• [DATA FOR PROCESSING]
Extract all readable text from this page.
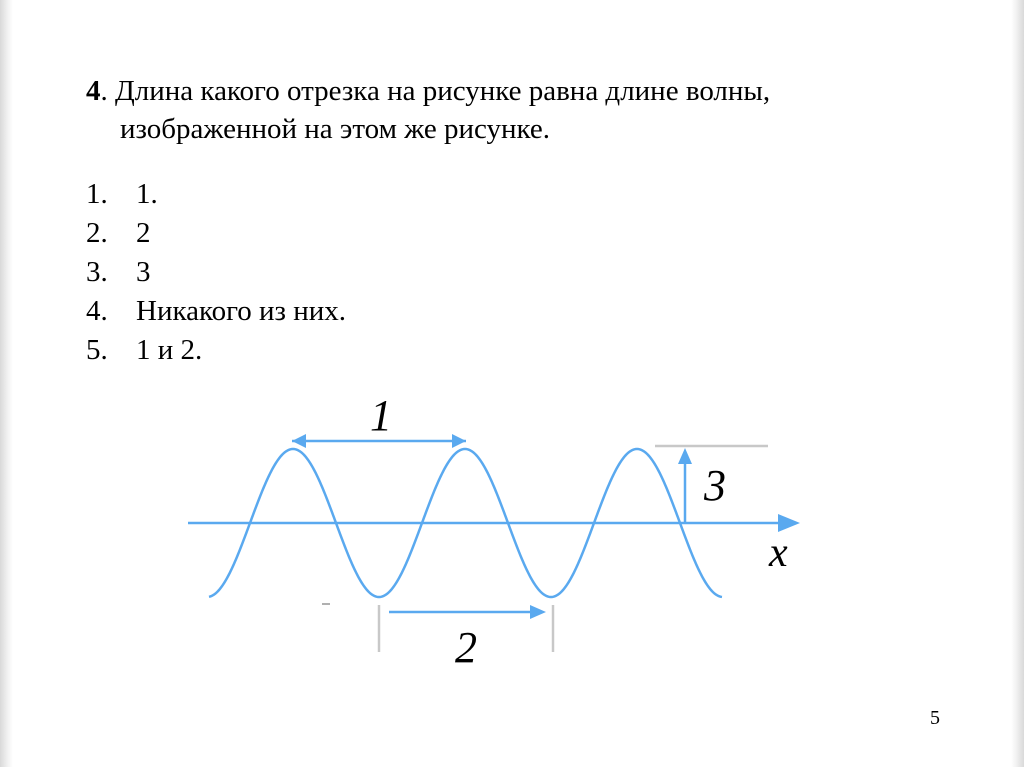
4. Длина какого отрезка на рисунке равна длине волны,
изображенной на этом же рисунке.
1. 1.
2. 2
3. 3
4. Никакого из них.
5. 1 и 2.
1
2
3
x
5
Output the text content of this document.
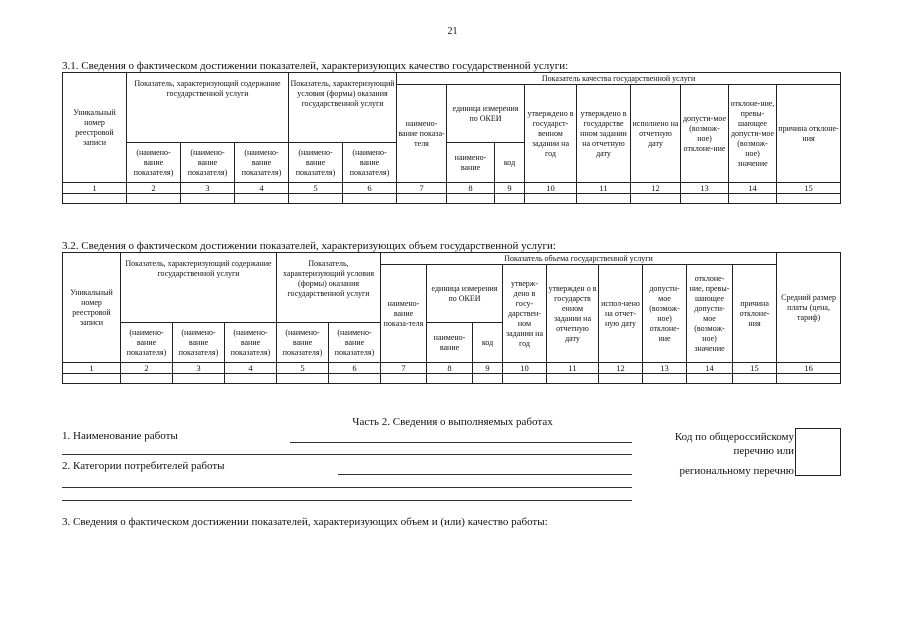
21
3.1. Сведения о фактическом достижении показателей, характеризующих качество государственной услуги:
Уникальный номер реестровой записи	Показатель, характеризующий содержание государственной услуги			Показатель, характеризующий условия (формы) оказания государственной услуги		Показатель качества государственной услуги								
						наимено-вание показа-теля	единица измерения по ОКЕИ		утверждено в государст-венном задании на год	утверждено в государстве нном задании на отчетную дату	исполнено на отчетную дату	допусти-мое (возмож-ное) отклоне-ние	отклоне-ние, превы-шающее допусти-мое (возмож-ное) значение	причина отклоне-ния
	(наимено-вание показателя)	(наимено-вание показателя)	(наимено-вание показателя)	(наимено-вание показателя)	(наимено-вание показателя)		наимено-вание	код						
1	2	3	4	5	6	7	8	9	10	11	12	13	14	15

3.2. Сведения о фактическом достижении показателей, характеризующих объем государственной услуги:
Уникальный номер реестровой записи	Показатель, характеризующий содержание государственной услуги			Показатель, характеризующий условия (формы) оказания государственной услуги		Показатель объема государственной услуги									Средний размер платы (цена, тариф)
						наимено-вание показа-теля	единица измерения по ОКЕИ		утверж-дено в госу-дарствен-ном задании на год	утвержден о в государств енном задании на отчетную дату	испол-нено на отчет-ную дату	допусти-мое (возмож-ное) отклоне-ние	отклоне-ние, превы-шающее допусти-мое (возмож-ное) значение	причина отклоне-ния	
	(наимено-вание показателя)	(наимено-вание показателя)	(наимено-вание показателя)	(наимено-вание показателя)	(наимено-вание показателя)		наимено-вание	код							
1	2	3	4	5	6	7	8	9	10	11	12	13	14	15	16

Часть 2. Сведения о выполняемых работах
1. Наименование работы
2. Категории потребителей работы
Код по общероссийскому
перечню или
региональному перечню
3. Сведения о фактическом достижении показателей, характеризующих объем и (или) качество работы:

---

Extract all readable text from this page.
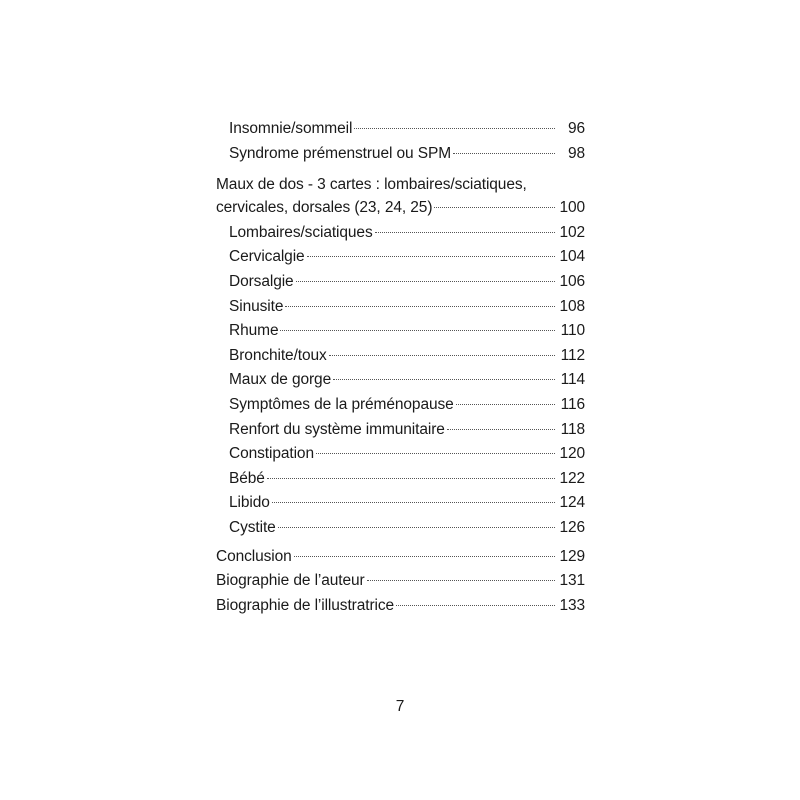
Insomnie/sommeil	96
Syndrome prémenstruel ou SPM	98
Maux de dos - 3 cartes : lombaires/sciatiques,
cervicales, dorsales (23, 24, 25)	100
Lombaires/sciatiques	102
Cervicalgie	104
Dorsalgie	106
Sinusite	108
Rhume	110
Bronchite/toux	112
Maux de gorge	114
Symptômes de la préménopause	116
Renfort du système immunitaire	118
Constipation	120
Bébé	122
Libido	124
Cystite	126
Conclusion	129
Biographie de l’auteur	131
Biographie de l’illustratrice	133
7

...

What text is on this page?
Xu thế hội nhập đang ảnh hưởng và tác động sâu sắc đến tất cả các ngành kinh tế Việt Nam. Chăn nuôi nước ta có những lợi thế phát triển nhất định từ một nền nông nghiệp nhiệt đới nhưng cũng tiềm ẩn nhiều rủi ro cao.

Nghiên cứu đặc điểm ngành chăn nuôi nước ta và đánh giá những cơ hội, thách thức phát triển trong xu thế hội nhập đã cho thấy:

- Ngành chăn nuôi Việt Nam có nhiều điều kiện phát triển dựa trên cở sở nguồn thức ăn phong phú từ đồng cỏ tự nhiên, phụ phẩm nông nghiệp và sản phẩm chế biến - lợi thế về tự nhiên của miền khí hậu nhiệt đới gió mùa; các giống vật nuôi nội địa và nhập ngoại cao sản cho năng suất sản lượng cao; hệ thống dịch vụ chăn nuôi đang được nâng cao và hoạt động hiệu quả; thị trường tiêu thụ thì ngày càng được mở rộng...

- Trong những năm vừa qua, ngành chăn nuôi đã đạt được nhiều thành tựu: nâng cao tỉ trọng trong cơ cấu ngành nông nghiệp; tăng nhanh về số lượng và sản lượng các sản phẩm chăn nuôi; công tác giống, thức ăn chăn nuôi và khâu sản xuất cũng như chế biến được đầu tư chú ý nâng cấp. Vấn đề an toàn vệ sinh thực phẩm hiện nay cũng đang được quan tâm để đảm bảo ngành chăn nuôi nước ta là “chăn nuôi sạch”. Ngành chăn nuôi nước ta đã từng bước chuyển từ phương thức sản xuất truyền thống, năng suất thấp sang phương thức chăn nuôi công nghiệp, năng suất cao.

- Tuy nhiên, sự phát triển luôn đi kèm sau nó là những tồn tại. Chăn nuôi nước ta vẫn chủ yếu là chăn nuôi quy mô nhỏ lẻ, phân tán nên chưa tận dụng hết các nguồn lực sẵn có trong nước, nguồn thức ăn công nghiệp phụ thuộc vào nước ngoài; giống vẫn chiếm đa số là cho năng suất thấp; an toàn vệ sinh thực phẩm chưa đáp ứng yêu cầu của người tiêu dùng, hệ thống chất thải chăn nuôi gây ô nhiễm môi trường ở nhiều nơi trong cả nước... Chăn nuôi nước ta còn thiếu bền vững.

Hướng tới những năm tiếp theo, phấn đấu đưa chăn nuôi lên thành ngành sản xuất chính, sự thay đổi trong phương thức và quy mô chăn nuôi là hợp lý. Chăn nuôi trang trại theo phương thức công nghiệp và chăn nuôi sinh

• [STATED EXERCISE]
Each line in the data that holds the string "условия" should be found and copied.

• [WORKED ANSWER]
Уникальный номер реестровой записи	Показатель, характеризующий содержание государственной услуги			Показатель, характеризующий условия (формы) оказания государственной услуги		Показатель качества государственной услуги								
Уникальный номер реестровой записи	Показатель, характеризующий содержание государственной услуги			Показатель, характеризующий условия (формы) оказания государственной услуги		Показатель объема государственной услуги									Средний размер платы (цена, тариф)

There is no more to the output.